Task directions:
Where a line contains the string "PartAlloc", copy that line.
===============
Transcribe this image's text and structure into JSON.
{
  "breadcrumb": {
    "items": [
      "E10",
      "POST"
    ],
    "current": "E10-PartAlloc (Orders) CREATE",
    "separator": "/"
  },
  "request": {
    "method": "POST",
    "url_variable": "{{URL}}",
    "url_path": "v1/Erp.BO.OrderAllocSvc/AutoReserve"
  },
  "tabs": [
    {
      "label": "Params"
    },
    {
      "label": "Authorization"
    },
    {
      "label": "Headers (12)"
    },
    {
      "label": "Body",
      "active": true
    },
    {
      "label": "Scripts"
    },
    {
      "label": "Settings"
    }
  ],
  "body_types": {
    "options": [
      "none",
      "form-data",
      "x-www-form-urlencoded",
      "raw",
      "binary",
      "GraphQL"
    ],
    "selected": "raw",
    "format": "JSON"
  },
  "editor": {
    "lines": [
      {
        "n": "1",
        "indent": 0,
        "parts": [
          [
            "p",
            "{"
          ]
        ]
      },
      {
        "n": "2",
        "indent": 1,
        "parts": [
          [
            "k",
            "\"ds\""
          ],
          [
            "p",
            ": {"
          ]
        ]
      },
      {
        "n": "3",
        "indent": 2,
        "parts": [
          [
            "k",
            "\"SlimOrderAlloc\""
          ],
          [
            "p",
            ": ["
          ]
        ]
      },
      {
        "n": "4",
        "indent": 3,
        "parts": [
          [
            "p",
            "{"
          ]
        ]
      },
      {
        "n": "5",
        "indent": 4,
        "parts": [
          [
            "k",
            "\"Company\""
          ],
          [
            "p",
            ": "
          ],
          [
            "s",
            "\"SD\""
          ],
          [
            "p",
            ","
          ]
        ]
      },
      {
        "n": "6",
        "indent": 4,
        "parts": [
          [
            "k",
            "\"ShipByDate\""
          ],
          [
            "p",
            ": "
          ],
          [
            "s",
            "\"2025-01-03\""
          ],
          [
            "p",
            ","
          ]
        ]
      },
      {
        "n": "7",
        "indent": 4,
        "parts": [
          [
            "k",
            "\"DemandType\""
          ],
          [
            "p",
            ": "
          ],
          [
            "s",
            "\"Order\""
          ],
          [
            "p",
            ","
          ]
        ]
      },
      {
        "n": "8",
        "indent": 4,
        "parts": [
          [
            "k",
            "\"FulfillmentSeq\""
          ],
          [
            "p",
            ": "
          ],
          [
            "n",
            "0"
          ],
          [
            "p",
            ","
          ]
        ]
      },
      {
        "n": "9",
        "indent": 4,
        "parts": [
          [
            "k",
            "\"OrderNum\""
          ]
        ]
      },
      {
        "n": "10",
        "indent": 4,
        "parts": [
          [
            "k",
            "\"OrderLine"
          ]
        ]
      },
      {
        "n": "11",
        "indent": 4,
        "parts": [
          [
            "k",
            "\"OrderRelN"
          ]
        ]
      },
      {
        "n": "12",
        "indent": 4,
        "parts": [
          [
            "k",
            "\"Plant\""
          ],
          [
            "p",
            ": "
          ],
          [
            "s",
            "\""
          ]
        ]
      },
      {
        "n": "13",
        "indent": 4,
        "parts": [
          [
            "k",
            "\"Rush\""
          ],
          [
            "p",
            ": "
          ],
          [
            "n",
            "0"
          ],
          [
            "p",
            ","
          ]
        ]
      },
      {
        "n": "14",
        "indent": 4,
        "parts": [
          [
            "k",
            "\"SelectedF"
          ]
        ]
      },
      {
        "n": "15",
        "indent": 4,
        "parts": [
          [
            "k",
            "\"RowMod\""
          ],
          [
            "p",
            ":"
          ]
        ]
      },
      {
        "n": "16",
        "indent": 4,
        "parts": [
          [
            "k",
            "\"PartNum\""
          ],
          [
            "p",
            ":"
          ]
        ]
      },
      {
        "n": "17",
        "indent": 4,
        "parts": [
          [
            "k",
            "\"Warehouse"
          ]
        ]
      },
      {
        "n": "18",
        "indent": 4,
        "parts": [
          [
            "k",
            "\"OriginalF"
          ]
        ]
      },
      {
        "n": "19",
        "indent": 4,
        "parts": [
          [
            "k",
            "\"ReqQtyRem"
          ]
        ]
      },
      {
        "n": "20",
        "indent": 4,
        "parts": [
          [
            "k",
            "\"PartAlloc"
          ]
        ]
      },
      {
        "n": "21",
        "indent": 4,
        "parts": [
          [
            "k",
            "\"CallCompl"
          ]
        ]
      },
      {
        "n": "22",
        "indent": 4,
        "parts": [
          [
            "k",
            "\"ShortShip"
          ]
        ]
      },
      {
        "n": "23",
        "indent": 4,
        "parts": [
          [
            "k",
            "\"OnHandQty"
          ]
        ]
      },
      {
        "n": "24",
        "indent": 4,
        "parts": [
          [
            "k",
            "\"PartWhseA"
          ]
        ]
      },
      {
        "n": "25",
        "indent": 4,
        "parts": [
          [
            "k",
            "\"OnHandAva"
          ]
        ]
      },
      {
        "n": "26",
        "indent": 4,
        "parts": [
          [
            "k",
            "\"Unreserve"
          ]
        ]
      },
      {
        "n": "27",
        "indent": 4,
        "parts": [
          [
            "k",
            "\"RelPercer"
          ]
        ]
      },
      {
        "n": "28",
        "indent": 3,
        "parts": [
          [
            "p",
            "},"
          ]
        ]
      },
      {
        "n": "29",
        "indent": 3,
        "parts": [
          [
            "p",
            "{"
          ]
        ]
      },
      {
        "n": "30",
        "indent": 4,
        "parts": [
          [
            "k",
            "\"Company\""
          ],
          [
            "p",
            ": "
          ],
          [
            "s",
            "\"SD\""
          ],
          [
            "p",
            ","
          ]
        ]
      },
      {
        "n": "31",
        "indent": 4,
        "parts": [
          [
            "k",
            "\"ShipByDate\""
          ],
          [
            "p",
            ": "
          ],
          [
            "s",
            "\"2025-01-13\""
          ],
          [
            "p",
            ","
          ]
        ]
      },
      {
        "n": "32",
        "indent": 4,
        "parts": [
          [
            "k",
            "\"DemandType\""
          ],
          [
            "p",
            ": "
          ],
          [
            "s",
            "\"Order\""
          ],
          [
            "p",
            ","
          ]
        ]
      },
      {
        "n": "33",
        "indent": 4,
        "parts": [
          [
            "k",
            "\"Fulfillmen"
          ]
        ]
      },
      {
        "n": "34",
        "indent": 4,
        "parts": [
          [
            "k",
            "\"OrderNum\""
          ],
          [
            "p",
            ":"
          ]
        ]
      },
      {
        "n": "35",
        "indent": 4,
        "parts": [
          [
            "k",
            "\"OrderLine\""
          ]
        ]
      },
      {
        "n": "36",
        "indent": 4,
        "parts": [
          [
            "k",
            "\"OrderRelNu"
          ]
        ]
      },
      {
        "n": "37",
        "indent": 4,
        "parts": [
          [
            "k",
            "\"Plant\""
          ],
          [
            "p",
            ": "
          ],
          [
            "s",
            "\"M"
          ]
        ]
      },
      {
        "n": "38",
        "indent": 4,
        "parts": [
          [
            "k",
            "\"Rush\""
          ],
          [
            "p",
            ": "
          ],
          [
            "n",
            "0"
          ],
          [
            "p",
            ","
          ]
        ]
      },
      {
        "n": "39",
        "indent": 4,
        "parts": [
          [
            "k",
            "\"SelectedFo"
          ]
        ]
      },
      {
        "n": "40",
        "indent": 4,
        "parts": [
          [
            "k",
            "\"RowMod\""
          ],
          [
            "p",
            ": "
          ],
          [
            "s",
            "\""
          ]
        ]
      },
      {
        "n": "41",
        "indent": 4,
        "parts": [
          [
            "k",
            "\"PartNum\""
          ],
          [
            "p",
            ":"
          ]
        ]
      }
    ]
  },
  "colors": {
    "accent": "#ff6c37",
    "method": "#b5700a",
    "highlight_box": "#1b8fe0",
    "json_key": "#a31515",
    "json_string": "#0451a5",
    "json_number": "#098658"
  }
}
===============
Complete answer:
    "current": "E10-PartAlloc (Orders) CREATE",
            "\"PartAlloc"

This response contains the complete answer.